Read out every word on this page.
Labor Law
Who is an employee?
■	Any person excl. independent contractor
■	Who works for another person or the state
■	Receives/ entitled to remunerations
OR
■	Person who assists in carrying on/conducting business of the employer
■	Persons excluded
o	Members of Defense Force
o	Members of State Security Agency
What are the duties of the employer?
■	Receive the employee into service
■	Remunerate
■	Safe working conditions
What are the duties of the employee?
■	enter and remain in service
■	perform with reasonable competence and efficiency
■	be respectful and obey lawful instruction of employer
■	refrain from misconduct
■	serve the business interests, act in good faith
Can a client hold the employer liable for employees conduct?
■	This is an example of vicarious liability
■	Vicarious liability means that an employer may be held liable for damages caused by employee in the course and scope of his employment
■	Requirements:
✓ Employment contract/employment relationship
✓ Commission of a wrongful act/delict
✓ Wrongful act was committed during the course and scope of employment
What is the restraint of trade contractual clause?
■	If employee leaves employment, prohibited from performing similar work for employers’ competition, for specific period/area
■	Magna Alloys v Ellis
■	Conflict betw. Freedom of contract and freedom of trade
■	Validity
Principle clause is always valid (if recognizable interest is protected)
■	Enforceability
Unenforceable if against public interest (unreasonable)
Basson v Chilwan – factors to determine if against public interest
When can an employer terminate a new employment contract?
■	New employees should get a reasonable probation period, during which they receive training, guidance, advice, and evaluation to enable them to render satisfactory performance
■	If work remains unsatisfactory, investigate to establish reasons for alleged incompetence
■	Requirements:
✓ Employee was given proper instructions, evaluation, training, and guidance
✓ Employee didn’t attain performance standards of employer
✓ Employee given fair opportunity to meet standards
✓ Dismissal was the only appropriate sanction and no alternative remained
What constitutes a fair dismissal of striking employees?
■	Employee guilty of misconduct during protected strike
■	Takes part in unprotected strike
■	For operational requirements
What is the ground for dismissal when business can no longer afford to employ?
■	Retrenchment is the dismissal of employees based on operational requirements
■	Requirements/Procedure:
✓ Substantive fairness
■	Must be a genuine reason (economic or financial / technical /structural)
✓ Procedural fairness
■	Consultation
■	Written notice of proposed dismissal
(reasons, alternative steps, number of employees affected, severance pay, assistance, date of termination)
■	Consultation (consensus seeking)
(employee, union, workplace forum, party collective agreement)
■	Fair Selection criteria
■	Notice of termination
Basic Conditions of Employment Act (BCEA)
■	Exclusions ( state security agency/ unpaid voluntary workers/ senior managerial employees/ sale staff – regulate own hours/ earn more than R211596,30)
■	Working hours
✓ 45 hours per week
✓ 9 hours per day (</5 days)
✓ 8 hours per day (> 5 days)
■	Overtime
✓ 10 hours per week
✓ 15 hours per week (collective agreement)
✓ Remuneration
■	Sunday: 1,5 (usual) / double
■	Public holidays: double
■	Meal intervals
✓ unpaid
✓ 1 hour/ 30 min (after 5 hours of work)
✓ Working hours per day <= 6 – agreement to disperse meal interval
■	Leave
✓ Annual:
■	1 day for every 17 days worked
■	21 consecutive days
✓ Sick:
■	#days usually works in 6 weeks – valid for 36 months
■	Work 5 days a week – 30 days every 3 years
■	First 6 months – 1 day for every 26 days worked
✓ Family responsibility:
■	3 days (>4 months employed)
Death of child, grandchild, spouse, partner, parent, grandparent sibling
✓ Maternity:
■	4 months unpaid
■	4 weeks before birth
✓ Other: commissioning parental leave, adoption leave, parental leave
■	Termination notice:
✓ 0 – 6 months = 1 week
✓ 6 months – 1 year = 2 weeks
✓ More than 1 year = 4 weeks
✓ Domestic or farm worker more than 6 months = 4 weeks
════
• _PROBLEM DESCRIPTION_:
Give the material above again, word for word.

• _CORRECT RESULT_:
Read out every word on this page.
Labor Law
Who is an employee?
■	Any person excl. independent contractor
■	Who works for another person or the state
■	Receives/ entitled to remunerations
OR
■	Person who assists in carrying on/conducting business of the employer
■	Persons excluded
o	Members of Defense Force
o	Members of State Security Agency
What are the duties of the employer?
■	Receive the employee into service
■	Remunerate
■	Safe working conditions
What are the duties of the employee?
■	enter and remain in service
■	perform with reasonable competence and efficiency
■	be respectful and obey lawful instruction of employer
■	refrain from misconduct
■	serve the business interests, act in good faith
Can a client hold the employer liable for employees conduct?
■	This is an example of vicarious liability
■	Vicarious liability means that an employer may be held liable for damages caused by employee in the course and scope of his employment
■	Requirements:
✓ Employment contract/employment relationship
✓ Commission of a wrongful act/delict
✓ Wrongful act was committed during the course and scope of employment
What is the restraint of trade contractual clause?
■	If employee leaves employment, prohibited from performing similar work for employers’ competition, for specific period/area
■	Magna Alloys v Ellis
■	Conflict betw. Freedom of contract and freedom of trade
■	Validity
Principle clause is always valid (if recognizable interest is protected)
■	Enforceability
Unenforceable if against public interest (unreasonable)
Basson v Chilwan – factors to determine if against public interest
When can an employer terminate a new employment contract?
■	New employees should get a reasonable probation period, during which they receive training, guidance, advice, and evaluation to enable them to render satisfactory performance
■	If work remains unsatisfactory, investigate to establish reasons for alleged incompetence
■	Requirements:
✓ Employee was given proper instructions, evaluation, training, and guidance
✓ Employee didn’t attain performance standards of employer
✓ Employee given fair opportunity to meet standards
✓ Dismissal was the only appropriate sanction and no alternative remained
What constitutes a fair dismissal of striking employees?
■	Employee guilty of misconduct during protected strike
■	Takes part in unprotected strike
■	For operational requirements
What is the ground for dismissal when business can no longer afford to employ?
■	Retrenchment is the dismissal of employees based on operational requirements
■	Requirements/Procedure:
✓ Substantive fairness
■	Must be a genuine reason (economic or financial / technical /structural)
✓ Procedural fairness
■	Consultation
■	Written notice of proposed dismissal
(reasons, alternative steps, number of employees affected, severance pay, assistance, date of termination)
■	Consultation (consensus seeking)
(employee, union, workplace forum, party collective agreement)
■	Fair Selection criteria
■	Notice of termination
Basic Conditions of Employment Act (BCEA)
■	Exclusions ( state security agency/ unpaid voluntary workers/ senior managerial employees/ sale staff – regulate own hours/ earn more than R211596,30)
■	Working hours
✓ 45 hours per week
✓ 9 hours per day (</5 days)
✓ 8 hours per day (> 5 days)
■	Overtime
✓ 10 hours per week
✓ 15 hours per week (collective agreement)
✓ Remuneration
■	Sunday: 1,5 (usual) / double
■	Public holidays: double
■	Meal intervals
✓ unpaid
✓ 1 hour/ 30 min (after 5 hours of work)
✓ Working hours per day <= 6 – agreement to disperse meal interval
■	Leave
✓ Annual:
■	1 day for every 17 days worked
■	21 consecutive days
✓ Sick:
■	#days usually works in 6 weeks – valid for 36 months
■	Work 5 days a week – 30 days every 3 years
■	First 6 months – 1 day for every 26 days worked
✓ Family responsibility:
■	3 days (>4 months employed)
Death of child, grandchild, spouse, partner, parent, grandparent sibling
✓ Maternity:
■	4 months unpaid
■	4 weeks before birth
✓ Other: commissioning parental leave, adoption leave, parental leave
■	Termination notice:
✓ 0 – 6 months = 1 week
✓ 6 months – 1 year = 2 weeks
✓ More than 1 year = 4 weeks
✓ Domestic or farm worker more than 6 months = 4 weeks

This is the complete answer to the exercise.